*Given exercise*: Find every line containing the word "title" and report the count, nothing more.

*Recorded data*:
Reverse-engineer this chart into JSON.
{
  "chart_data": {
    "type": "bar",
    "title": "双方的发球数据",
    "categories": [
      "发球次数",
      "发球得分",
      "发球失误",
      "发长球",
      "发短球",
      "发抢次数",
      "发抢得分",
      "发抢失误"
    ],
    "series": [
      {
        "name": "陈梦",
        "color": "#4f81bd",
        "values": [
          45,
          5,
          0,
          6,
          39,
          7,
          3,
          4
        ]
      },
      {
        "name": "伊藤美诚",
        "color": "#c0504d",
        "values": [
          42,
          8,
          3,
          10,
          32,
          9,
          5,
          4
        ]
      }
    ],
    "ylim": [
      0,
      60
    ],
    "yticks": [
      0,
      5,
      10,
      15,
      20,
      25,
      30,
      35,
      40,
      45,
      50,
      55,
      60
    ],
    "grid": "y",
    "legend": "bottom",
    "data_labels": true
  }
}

...

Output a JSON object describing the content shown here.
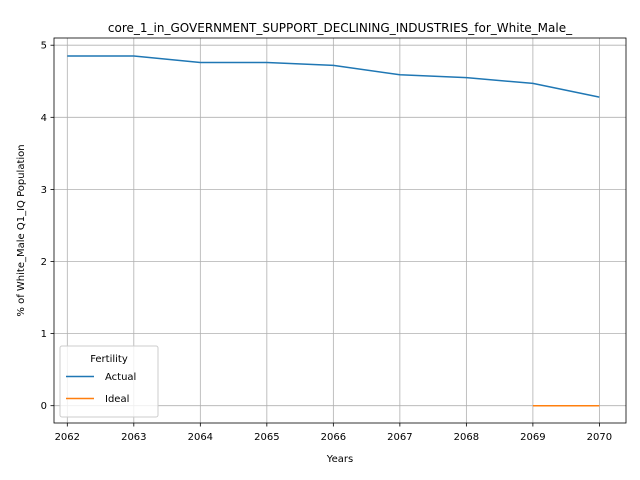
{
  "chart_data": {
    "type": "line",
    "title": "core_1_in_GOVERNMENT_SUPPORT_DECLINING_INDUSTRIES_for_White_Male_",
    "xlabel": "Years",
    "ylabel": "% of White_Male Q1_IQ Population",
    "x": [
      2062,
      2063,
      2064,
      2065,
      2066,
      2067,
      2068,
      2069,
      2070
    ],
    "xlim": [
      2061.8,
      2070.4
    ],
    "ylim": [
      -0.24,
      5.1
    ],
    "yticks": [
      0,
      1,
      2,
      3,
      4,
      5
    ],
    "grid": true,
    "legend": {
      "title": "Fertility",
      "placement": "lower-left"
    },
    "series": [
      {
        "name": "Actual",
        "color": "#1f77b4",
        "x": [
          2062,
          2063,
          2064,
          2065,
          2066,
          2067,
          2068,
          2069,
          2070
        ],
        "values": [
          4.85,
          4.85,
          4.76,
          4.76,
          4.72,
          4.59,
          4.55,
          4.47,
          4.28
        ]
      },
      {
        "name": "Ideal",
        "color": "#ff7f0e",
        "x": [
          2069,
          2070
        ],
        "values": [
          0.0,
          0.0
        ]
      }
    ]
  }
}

*Response to the task*: 3